** Reading passage **
+---+

The results of this study showed that disease duration, complications and surgical history were associated with high radiation exposure, which was clearly closely related to the diagnosis and follow-up of the disease. The earlier the onset, the earlier the initial exposure. In addition, complications and surgical history have also added additional imaging tests to assess the severity of the disease. CT imaging offers advantages of rapid acquisition of images, high sensitivity, widespread availability, and specificity for the detection of intestinal and extra-intestinal disease [22]. Combined with the improved visualization of the small bowel mucosa by CTE, the assessment of small bowel disease activity is more accurate [23]. However, previous studies have shown that the role of CT in assessing intestinal disease activity may be limited [24]. In turn, radiation-induced cancer occurs in 1/1000 patients who undergo at least10 mSv CT scan [25]. Therefore, the appropriate imaging examination methods and frequency in the process of IBD diagnosis and treatment still require doctors to pay close attention.

On the basis of previous studies, this study has carried out a more detailed and systematic study and obtained more convincing results, but there were still some shortcomings needed to be pointed out. First, this study included data from multiple centers, which can lead to patient heterogeneity. Although sensitivity analysis showed the overall results were stable and reliable, the existence of heterogeneity still made this study only select random effect model for data analysis. The inconsistency of equipment models in different centers, the inconsistency of doctors’ cognition of diseases, and the compliance of patients would all affect the total radiation exposure. Moreover, this study has conducted extensive screening of papers. But based on the data provided by the published papers, the data of some included papers was not complete. We also asked the authors about the data through email, but unfortunately there was no reply. Additionally, the estimated radiation dose may be greater or less than the actual exposure. It is also possible that tests performed at other centers may not have been captured, leading to underestimate the total radiation dose. Second, we lacked studies with large sample data. Some studies included limited patients, which affected the reliability of the results. In particular, in the subgroup analysis of high exposure risk factors, the number of articles and patients included was limited, so the reliability of the results was limited. Finally, we lacked longer-term follow-up and prospective studies to analyze the risk of solid tumor development in high radiation exposure patients. The emergence of such results will have important guiding significance for the selection of imaging examinations in the process of IBD diagnosis and treatment.

Conclusion

In conclusion, this study found that radiation exposure level of IBD patients was high, and exposure level of CD patients was higher than UC, which revealed the radiation risk in the process of diagnosis and treatment of IBD patients. In the future, longer follow-up and prospective studies are needed to reveal the relationship between high radiation exposure and solid tumorigenesis.

+---+

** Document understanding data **
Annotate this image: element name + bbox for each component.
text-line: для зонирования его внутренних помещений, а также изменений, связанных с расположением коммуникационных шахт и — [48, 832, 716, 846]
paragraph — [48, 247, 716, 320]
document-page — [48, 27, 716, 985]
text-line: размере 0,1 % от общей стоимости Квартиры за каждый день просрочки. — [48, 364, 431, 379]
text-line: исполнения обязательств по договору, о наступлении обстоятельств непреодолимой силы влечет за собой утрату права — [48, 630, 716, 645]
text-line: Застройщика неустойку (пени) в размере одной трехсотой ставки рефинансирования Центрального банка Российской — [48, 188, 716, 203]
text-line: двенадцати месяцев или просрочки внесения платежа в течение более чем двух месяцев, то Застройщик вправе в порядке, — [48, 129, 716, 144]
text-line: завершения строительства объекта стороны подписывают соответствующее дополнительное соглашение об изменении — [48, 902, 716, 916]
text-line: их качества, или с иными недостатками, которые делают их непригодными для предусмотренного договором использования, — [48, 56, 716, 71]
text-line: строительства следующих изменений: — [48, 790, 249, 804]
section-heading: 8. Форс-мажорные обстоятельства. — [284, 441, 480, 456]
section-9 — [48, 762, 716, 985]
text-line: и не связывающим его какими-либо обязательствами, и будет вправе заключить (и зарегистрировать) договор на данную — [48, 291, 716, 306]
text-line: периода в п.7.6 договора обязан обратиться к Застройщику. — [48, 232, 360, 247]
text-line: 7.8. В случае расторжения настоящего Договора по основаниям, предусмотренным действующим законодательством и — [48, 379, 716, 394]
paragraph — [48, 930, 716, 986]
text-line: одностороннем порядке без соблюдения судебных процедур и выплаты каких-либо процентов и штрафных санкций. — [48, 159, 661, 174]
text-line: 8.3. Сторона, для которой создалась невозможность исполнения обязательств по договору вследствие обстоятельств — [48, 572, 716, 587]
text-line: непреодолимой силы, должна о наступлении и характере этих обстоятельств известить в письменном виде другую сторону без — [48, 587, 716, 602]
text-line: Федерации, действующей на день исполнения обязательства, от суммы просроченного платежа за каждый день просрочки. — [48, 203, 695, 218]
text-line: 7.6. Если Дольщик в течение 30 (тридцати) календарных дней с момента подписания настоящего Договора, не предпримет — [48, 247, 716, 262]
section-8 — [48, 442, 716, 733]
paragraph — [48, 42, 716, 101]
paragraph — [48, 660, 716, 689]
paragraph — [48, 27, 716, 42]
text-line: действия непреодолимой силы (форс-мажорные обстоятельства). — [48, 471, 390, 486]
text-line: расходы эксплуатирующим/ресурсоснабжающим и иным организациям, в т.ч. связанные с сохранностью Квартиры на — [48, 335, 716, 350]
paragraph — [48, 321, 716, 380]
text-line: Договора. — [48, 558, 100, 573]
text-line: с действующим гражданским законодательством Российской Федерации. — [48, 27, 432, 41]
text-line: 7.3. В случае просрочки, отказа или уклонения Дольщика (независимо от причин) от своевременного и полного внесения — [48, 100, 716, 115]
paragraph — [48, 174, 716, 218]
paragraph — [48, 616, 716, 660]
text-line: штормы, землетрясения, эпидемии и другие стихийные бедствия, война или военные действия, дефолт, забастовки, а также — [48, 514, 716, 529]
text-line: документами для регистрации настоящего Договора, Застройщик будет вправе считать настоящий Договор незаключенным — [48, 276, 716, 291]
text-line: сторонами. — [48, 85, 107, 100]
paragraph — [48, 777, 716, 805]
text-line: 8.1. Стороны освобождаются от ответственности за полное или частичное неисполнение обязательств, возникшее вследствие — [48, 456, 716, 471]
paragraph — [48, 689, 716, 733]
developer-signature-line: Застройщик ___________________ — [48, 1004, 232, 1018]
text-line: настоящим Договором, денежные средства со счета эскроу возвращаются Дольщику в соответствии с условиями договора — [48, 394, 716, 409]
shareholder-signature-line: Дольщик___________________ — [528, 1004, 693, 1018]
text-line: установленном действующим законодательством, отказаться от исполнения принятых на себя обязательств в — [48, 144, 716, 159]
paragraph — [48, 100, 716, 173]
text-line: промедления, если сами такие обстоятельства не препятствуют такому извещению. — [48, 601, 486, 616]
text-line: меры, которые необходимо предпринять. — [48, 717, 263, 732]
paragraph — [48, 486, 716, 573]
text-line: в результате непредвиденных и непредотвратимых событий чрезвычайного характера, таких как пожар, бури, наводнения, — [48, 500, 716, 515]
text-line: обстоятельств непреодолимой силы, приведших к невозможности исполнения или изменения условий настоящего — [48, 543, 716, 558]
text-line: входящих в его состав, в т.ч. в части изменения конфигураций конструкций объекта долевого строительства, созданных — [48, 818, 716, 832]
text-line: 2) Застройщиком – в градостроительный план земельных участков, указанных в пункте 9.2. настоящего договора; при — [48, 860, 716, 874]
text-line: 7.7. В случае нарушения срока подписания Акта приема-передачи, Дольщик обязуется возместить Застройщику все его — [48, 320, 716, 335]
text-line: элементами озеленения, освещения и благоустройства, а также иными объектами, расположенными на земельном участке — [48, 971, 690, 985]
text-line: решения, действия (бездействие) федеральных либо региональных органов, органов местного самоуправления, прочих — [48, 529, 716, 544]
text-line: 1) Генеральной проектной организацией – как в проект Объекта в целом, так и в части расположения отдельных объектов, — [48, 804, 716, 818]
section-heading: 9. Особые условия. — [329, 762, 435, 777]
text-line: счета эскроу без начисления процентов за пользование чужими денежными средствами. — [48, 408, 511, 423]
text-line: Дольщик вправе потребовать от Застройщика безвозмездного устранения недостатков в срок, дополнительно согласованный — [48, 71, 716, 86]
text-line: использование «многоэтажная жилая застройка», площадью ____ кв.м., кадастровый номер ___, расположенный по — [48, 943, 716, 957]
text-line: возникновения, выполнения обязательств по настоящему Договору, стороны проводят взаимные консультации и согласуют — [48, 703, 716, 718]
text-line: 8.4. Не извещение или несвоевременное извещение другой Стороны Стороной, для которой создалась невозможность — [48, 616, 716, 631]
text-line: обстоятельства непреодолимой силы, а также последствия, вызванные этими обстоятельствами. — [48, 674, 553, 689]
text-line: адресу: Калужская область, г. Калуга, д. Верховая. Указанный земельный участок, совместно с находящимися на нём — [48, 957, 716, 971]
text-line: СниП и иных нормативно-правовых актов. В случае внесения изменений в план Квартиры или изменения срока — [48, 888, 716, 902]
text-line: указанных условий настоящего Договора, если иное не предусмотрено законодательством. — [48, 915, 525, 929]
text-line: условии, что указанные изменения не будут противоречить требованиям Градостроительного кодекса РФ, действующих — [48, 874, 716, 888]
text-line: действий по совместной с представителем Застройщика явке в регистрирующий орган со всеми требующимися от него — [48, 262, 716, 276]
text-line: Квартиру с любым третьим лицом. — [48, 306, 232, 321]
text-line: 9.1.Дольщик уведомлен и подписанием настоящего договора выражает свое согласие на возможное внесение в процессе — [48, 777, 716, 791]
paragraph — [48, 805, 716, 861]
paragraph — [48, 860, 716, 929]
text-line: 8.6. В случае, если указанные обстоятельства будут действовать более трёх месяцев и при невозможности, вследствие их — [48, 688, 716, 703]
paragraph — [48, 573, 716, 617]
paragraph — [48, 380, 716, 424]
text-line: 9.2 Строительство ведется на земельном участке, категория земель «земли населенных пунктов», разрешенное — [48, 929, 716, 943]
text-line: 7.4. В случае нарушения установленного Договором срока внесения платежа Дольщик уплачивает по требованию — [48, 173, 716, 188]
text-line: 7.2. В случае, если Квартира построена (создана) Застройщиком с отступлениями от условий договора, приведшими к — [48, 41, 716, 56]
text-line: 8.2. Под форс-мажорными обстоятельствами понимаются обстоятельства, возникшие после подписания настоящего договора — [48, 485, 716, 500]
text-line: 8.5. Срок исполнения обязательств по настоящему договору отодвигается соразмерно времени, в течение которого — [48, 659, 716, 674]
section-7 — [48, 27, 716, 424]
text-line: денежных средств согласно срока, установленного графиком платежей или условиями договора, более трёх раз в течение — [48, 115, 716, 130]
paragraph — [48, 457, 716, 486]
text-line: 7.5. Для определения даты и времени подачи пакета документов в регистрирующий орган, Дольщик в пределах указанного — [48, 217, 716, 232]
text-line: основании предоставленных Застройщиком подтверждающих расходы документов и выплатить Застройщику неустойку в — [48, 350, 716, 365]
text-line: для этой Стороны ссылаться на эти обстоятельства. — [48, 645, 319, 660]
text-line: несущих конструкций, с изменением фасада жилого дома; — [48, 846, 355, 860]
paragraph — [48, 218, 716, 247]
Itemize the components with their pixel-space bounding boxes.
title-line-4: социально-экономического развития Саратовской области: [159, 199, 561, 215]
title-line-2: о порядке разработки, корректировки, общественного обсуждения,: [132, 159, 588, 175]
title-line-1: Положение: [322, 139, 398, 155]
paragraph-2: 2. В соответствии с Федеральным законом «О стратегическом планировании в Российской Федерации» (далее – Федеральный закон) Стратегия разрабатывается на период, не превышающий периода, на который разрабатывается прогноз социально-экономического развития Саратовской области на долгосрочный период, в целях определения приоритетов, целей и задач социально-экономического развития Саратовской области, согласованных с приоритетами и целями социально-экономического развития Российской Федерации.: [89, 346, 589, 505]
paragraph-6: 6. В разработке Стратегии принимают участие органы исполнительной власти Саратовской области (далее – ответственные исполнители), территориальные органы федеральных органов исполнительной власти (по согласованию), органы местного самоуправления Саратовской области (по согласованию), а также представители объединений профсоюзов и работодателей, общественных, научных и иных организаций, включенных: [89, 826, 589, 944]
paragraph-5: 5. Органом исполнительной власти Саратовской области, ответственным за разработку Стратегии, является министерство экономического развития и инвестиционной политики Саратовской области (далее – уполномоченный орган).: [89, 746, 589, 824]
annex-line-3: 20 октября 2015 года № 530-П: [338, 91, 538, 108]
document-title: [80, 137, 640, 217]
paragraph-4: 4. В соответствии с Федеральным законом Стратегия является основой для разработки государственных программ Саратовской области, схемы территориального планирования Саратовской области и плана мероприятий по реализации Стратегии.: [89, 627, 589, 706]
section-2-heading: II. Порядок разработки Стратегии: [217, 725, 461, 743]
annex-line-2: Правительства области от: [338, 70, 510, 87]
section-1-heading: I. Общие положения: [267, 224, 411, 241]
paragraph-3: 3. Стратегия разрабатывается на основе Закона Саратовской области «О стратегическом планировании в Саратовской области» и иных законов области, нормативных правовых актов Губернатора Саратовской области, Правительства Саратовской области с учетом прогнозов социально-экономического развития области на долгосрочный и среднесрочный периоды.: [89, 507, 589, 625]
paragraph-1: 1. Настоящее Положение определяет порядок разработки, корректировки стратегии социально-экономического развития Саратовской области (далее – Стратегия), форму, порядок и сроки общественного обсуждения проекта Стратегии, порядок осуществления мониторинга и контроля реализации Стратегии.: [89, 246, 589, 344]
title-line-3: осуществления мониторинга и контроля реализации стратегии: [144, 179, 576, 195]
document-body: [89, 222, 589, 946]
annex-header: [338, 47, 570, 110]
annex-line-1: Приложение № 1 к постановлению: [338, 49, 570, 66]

+---+

** Task goal **
Translate this sentence from the passage on radiation exposure in IBD patients into Spanish: "The earlier the onset, the earlier the initial exposure."

** Solution below **
Cuanto más temprano es el inicio, más temprana es la exposición inicial.